**REQUIREMENTS**
Each line of the material must be returned exactly.

# EXTRACTED DATA start

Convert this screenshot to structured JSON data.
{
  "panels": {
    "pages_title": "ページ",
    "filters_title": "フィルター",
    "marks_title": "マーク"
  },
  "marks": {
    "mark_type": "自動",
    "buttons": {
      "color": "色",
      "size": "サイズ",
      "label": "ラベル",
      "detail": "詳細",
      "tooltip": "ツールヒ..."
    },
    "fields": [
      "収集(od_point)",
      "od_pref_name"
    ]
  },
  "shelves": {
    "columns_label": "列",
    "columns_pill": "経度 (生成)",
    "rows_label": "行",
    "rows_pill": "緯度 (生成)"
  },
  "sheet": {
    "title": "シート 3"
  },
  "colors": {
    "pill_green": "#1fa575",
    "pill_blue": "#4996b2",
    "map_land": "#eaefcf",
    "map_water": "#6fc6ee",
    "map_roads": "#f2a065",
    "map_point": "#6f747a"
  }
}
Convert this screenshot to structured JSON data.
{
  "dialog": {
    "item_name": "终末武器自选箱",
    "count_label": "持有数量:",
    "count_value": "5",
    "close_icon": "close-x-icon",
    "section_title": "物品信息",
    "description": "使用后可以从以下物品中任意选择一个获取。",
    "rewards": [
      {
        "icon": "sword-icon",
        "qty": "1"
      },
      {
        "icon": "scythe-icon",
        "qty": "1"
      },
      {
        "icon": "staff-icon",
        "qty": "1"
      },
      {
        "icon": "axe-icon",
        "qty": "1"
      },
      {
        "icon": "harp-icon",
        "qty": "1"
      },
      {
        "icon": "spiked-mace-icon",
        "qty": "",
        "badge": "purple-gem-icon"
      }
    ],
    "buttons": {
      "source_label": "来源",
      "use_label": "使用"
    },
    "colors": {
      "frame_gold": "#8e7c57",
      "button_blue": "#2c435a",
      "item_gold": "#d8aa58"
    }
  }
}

# EXTRACTED DATA end

**FULL ANSWER**
Convert this screenshot to structured JSON data.
{
  "panels": {
    "pages_title": "ページ",
    "filters_title": "フィルター",
    "marks_title": "マーク"
  },
  "marks": {
    "mark_type": "自動",
    "buttons": {
      "color": "色",
      "size": "サイズ",
      "label": "ラベル",
      "detail": "詳細",
      "tooltip": "ツールヒ..."
    },
    "fields": [
      "収集(od_point)",
      "od_pref_name"
    ]
  },
  "shelves": {
    "columns_label": "列",
    "columns_pill": "経度 (生成)",
    "rows_label": "行",
    "rows_pill": "緯度 (生成)"
  },
  "sheet": {
    "title": "シート 3"
  },
  "colors": {
    "pill_green": "#1fa575",
    "pill_blue": "#4996b2",
    "map_land": "#eaefcf",
    "map_water": "#6fc6ee",
    "map_roads": "#f2a065",
    "map_point": "#6f747a"
  }
}
Convert this screenshot to structured JSON data.
{
  "dialog": {
    "item_name": "终末武器自选箱",
    "count_label": "持有数量:",
    "count_value": "5",
    "close_icon": "close-x-icon",
    "section_title": "物品信息",
    "description": "使用后可以从以下物品中任意选择一个获取。",
    "rewards": [
      {
        "icon": "sword-icon",
        "qty": "1"
      },
      {
        "icon": "scythe-icon",
        "qty": "1"
      },
      {
        "icon": "staff-icon",
        "qty": "1"
      },
      {
        "icon": "axe-icon",
        "qty": "1"
      },
      {
        "icon": "harp-icon",
        "qty": "1"
      },
      {
        "icon": "spiked-mace-icon",
        "qty": "",
        "badge": "purple-gem-icon"
      }
    ],
    "buttons": {
      "source_label": "来源",
      "use_label": "使用"
    },
    "colors": {
      "frame_gold": "#8e7c57",
      "button_blue": "#2c435a",
      "item_gold": "#d8aa58"
    }
  }
}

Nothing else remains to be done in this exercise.